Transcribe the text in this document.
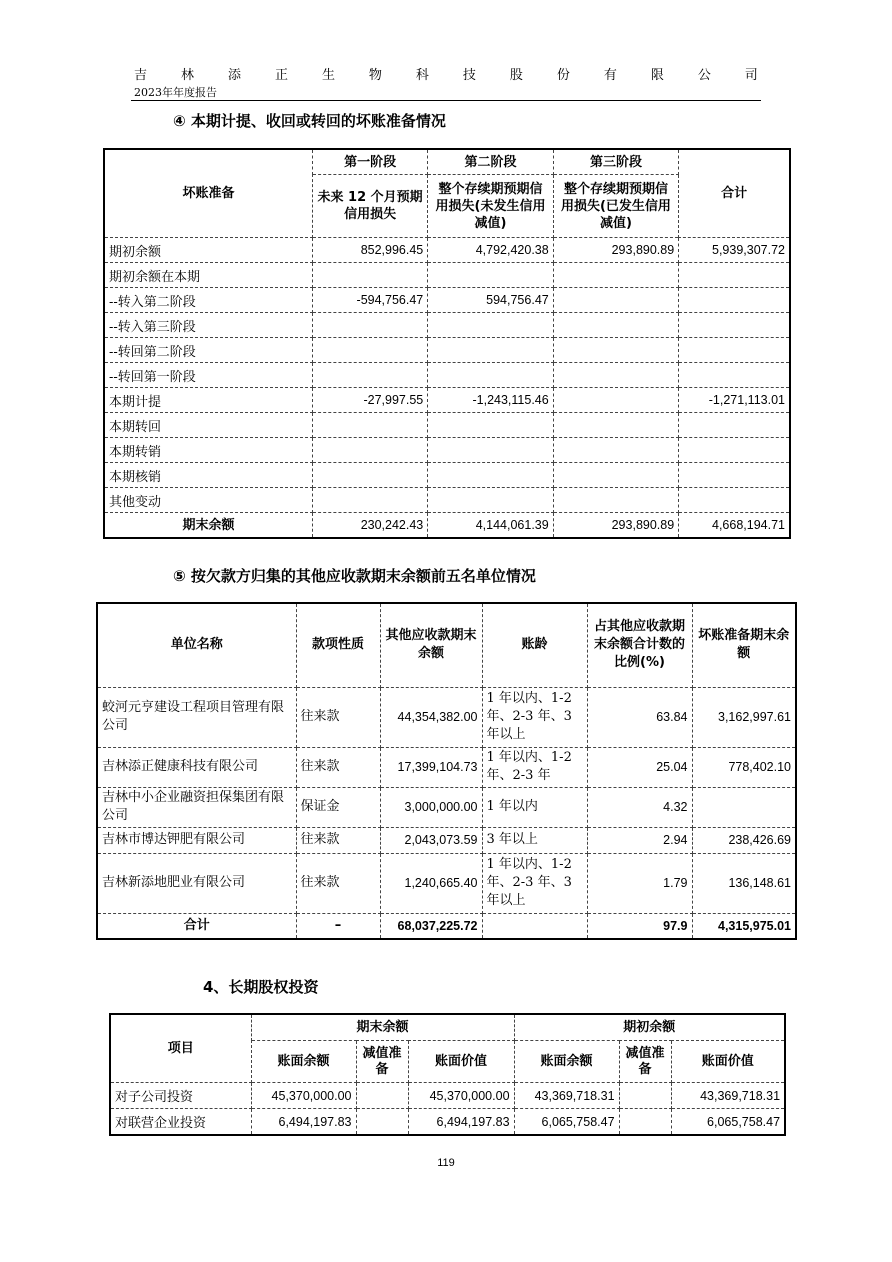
吉	林	添	正	生	物	科	技	股	份	有	限	公	司
2023年年度报告
④ 本期计提、收回或转回的坏账准备情况
坏账准备	第一阶段	第二阶段	第三阶段	合计
	未来 12 个月预期信用损失	整个存续期预期信用损失(未发生信用减值)	整个存续期预期信用损失(已发生信用减值)	
期初余额	852,996.45	4,792,420.38	293,890.89	5,939,307.72
期初余额在本期				
--转入第二阶段	-594,756.47	594,756.47		
--转入第三阶段				
--转回第二阶段				
--转回第一阶段				
本期计提	-27,997.55	-1,243,115.46		-1,271,113.01
本期转回				
本期转销				
本期核销				
其他变动				
期末余额	230,242.43	4,144,061.39	293,890.89	4,668,194.71
⑤ 按欠款方归集的其他应收款期末余额前五名单位情况
单位名称	款项性质	其他应收款期末余额	账龄	占其他应收款期末余额合计数的比例(%)	坏账准备期末余额
蛟河元亨建设工程项目管理有限公司	往来款	44,354,382.00	1 年以内、1-2 年、2-3 年、3 年以上	63.84	3,162,997.61
吉林添正健康科技有限公司	往来款	17,399,104.73	1 年以内、1-2 年、2-3 年	25.04	778,402.10
吉林中小企业融资担保集团有限公司	保证金	3,000,000.00	1 年以内	4.32	
吉林市博达钾肥有限公司	往来款	2,043,073.59	3 年以上	2.94	238,426.69
吉林新添地肥业有限公司	往来款	1,240,665.40	1 年以内、1-2 年、2-3 年、3 年以上	1.79	136,148.61
合计	–	68,037,225.72		97.9	4,315,975.01
4、长期股权投资
项目	期末余额			期初余额		
	账面余额	减值准备	账面价值	账面余额	减值准备	账面价值
对子公司投资	45,370,000.00		45,370,000.00	43,369,718.31		43,369,718.31
对联营企业投资	6,494,197.83		6,494,197.83	6,065,758.47		6,065,758.47
119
-=-=-
Copy each line that holds the word "本期计提".

④ 本期计提、收回或转回的坏账准备情况
本期计提	-27,997.55	-1,243,115.46		-1,271,113.01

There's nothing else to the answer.